## Description of the task
Return the complete listing that follows, with each line reproduced exactly.

## Data supplied
## BEGIN
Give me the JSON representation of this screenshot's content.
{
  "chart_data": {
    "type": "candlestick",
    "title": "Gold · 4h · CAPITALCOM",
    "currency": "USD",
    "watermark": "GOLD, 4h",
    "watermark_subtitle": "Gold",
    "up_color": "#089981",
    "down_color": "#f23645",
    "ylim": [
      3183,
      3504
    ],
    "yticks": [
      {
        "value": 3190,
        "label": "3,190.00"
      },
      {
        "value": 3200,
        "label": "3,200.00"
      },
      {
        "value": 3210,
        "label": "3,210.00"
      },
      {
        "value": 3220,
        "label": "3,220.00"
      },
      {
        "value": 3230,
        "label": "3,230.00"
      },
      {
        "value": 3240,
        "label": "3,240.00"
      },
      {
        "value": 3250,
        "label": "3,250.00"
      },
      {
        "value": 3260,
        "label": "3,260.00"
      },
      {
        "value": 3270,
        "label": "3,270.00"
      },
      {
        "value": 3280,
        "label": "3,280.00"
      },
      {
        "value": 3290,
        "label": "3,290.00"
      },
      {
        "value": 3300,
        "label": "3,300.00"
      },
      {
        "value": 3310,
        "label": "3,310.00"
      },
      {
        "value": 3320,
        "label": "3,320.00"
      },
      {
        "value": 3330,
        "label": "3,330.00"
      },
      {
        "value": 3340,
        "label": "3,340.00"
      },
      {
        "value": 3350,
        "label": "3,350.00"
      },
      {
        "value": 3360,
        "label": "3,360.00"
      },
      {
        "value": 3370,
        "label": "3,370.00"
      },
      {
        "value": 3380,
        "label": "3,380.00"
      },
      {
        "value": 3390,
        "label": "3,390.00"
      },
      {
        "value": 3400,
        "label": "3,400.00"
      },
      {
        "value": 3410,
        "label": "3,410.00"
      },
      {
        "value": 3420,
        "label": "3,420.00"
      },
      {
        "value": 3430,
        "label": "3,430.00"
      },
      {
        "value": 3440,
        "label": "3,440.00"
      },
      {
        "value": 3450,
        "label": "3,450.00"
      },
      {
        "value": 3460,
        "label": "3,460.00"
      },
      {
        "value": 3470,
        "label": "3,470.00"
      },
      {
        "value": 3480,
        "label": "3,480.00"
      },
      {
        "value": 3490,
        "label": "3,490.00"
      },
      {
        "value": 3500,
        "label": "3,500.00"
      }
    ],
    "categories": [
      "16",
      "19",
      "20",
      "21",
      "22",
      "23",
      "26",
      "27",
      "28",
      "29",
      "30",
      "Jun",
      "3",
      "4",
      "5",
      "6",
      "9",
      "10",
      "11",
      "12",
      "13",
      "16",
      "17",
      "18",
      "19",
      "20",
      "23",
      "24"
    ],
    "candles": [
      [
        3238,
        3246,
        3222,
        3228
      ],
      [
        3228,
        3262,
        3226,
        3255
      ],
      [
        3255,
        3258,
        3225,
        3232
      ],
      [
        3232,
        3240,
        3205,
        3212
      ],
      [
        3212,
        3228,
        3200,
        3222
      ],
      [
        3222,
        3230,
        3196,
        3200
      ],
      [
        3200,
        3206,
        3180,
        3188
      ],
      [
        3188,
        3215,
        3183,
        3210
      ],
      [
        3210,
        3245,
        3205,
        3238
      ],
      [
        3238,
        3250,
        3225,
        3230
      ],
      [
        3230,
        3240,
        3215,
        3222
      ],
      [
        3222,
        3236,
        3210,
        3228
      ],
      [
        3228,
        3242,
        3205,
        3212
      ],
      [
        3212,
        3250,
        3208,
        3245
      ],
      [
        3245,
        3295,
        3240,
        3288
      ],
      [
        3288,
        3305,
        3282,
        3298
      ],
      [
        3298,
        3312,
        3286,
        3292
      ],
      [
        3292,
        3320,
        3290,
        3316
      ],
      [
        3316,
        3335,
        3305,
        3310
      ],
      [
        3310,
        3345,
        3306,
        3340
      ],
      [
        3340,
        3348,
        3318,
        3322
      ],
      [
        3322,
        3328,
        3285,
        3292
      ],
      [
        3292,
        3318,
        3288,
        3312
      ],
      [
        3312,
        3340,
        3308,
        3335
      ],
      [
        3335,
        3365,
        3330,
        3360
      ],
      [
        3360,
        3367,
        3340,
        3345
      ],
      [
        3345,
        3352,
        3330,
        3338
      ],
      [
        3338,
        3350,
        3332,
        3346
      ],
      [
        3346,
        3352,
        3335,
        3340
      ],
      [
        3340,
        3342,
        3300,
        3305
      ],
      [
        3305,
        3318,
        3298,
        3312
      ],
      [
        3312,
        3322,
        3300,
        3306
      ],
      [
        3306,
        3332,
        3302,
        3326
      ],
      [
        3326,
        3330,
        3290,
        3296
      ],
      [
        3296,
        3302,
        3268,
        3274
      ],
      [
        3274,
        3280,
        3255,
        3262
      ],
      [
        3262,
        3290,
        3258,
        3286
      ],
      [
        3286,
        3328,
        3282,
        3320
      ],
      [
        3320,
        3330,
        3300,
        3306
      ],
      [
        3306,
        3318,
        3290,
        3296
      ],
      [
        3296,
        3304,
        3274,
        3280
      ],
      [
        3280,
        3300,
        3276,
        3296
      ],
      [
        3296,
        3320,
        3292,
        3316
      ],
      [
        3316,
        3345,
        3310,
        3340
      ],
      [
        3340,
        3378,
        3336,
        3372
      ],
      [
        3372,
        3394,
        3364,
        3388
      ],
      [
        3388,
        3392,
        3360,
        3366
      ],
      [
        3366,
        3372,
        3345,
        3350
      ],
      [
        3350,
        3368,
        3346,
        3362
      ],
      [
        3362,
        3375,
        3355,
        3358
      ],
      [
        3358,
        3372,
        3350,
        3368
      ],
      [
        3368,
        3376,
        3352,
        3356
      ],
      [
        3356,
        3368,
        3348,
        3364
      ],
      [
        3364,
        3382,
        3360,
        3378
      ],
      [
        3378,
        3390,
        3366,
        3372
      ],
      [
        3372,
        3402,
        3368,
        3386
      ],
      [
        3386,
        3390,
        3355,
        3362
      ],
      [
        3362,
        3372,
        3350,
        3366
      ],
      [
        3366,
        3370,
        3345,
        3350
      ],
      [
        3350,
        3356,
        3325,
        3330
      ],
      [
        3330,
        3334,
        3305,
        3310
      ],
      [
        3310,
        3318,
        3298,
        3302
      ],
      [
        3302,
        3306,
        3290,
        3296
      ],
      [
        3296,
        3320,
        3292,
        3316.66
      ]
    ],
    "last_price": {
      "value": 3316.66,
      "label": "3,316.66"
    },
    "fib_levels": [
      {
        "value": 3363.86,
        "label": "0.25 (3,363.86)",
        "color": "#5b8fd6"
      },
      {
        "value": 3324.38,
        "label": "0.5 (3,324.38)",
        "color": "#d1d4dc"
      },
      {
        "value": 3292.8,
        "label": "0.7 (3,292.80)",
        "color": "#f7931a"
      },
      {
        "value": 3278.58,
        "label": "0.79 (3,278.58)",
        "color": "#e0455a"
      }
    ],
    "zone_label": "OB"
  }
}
## END
## Full output
Give me the JSON representation of this screenshot's content.
{
  "chart_data": {
    "type": "candlestick",
    "title": "Gold · 4h · CAPITALCOM",
    "currency": "USD",
    "watermark": "GOLD, 4h",
    "watermark_subtitle": "Gold",
    "up_color": "#089981",
    "down_color": "#f23645",
    "ylim": [
      3183,
      3504
    ],
    "yticks": [
      {
        "value": 3190,
        "label": "3,190.00"
      },
      {
        "value": 3200,
        "label": "3,200.00"
      },
      {
        "value": 3210,
        "label": "3,210.00"
      },
      {
        "value": 3220,
        "label": "3,220.00"
      },
      {
        "value": 3230,
        "label": "3,230.00"
      },
      {
        "value": 3240,
        "label": "3,240.00"
      },
      {
        "value": 3250,
        "label": "3,250.00"
      },
      {
        "value": 3260,
        "label": "3,260.00"
      },
      {
        "value": 3270,
        "label": "3,270.00"
      },
      {
        "value": 3280,
        "label": "3,280.00"
      },
      {
        "value": 3290,
        "label": "3,290.00"
      },
      {
        "value": 3300,
        "label": "3,300.00"
      },
      {
        "value": 3310,
        "label": "3,310.00"
      },
      {
        "value": 3320,
        "label": "3,320.00"
      },
      {
        "value": 3330,
        "label": "3,330.00"
      },
      {
        "value": 3340,
        "label": "3,340.00"
      },
      {
        "value": 3350,
        "label": "3,350.00"
      },
      {
        "value": 3360,
        "label": "3,360.00"
      },
      {
        "value": 3370,
        "label": "3,370.00"
      },
      {
        "value": 3380,
        "label": "3,380.00"
      },
      {
        "value": 3390,
        "label": "3,390.00"
      },
      {
        "value": 3400,
        "label": "3,400.00"
      },
      {
        "value": 3410,
        "label": "3,410.00"
      },
      {
        "value": 3420,
        "label": "3,420.00"
      },
      {
        "value": 3430,
        "label": "3,430.00"
      },
      {
        "value": 3440,
        "label": "3,440.00"
      },
      {
        "value": 3450,
        "label": "3,450.00"
      },
      {
        "value": 3460,
        "label": "3,460.00"
      },
      {
        "value": 3470,
        "label": "3,470.00"
      },
      {
        "value": 3480,
        "label": "3,480.00"
      },
      {
        "value": 3490,
        "label": "3,490.00"
      },
      {
        "value": 3500,
        "label": "3,500.00"
      }
    ],
    "categories": [
      "16",
      "19",
      "20",
      "21",
      "22",
      "23",
      "26",
      "27",
      "28",
      "29",
      "30",
      "Jun",
      "3",
      "4",
      "5",
      "6",
      "9",
      "10",
      "11",
      "12",
      "13",
      "16",
      "17",
      "18",
      "19",
      "20",
      "23",
      "24"
    ],
    "candles": [
      [
        3238,
        3246,
        3222,
        3228
      ],
      [
        3228,
        3262,
        3226,
        3255
      ],
      [
        3255,
        3258,
        3225,
        3232
      ],
      [
        3232,
        3240,
        3205,
        3212
      ],
      [
        3212,
        3228,
        3200,
        3222
      ],
      [
        3222,
        3230,
        3196,
        3200
      ],
      [
        3200,
        3206,
        3180,
        3188
      ],
      [
        3188,
        3215,
        3183,
        3210
      ],
      [
        3210,
        3245,
        3205,
        3238
      ],
      [
        3238,
        3250,
        3225,
        3230
      ],
      [
        3230,
        3240,
        3215,
        3222
      ],
      [
        3222,
        3236,
        3210,
        3228
      ],
      [
        3228,
        3242,
        3205,
        3212
      ],
      [
        3212,
        3250,
        3208,
        3245
      ],
      [
        3245,
        3295,
        3240,
        3288
      ],
      [
        3288,
        3305,
        3282,
        3298
      ],
      [
        3298,
        3312,
        3286,
        3292
      ],
      [
        3292,
        3320,
        3290,
        3316
      ],
      [
        3316,
        3335,
        3305,
        3310
      ],
      [
        3310,
        3345,
        3306,
        3340
      ],
      [
        3340,
        3348,
        3318,
        3322
      ],
      [
        3322,
        3328,
        3285,
        3292
      ],
      [
        3292,
        3318,
        3288,
        3312
      ],
      [
        3312,
        3340,
        3308,
        3335
      ],
      [
        3335,
        3365,
        3330,
        3360
      ],
      [
        3360,
        3367,
        3340,
        3345
      ],
      [
        3345,
        3352,
        3330,
        3338
      ],
      [
        3338,
        3350,
        3332,
        3346
      ],
      [
        3346,
        3352,
        3335,
        3340
      ],
      [
        3340,
        3342,
        3300,
        3305
      ],
      [
        3305,
        3318,
        3298,
        3312
      ],
      [
        3312,
        3322,
        3300,
        3306
      ],
      [
        3306,
        3332,
        3302,
        3326
      ],
      [
        3326,
        3330,
        3290,
        3296
      ],
      [
        3296,
        3302,
        3268,
        3274
      ],
      [
        3274,
        3280,
        3255,
        3262
      ],
      [
        3262,
        3290,
        3258,
        3286
      ],
      [
        3286,
        3328,
        3282,
        3320
      ],
      [
        3320,
        3330,
        3300,
        3306
      ],
      [
        3306,
        3318,
        3290,
        3296
      ],
      [
        3296,
        3304,
        3274,
        3280
      ],
      [
        3280,
        3300,
        3276,
        3296
      ],
      [
        3296,
        3320,
        3292,
        3316
      ],
      [
        3316,
        3345,
        3310,
        3340
      ],
      [
        3340,
        3378,
        3336,
        3372
      ],
      [
        3372,
        3394,
        3364,
        3388
      ],
      [
        3388,
        3392,
        3360,
        3366
      ],
      [
        3366,
        3372,
        3345,
        3350
      ],
      [
        3350,
        3368,
        3346,
        3362
      ],
      [
        3362,
        3375,
        3355,
        3358
      ],
      [
        3358,
        3372,
        3350,
        3368
      ],
      [
        3368,
        3376,
        3352,
        3356
      ],
      [
        3356,
        3368,
        3348,
        3364
      ],
      [
        3364,
        3382,
        3360,
        3378
      ],
      [
        3378,
        3390,
        3366,
        3372
      ],
      [
        3372,
        3402,
        3368,
        3386
      ],
      [
        3386,
        3390,
        3355,
        3362
      ],
      [
        3362,
        3372,
        3350,
        3366
      ],
      [
        3366,
        3370,
        3345,
        3350
      ],
      [
        3350,
        3356,
        3325,
        3330
      ],
      [
        3330,
        3334,
        3305,
        3310
      ],
      [
        3310,
        3318,
        3298,
        3302
      ],
      [
        3302,
        3306,
        3290,
        3296
      ],
      [
        3296,
        3320,
        3292,
        3316.66
      ]
    ],
    "last_price": {
      "value": 3316.66,
      "label": "3,316.66"
    },
    "fib_levels": [
      {
        "value": 3363.86,
        "label": "0.25 (3,363.86)",
        "color": "#5b8fd6"
      },
      {
        "value": 3324.38,
        "label": "0.5 (3,324.38)",
        "color": "#d1d4dc"
      },
      {
        "value": 3292.8,
        "label": "0.7 (3,292.80)",
        "color": "#f7931a"
      },
      {
        "value": 3278.58,
        "label": "0.79 (3,278.58)",
        "color": "#e0455a"
      }
    ],
    "zone_label": "OB"
  }
}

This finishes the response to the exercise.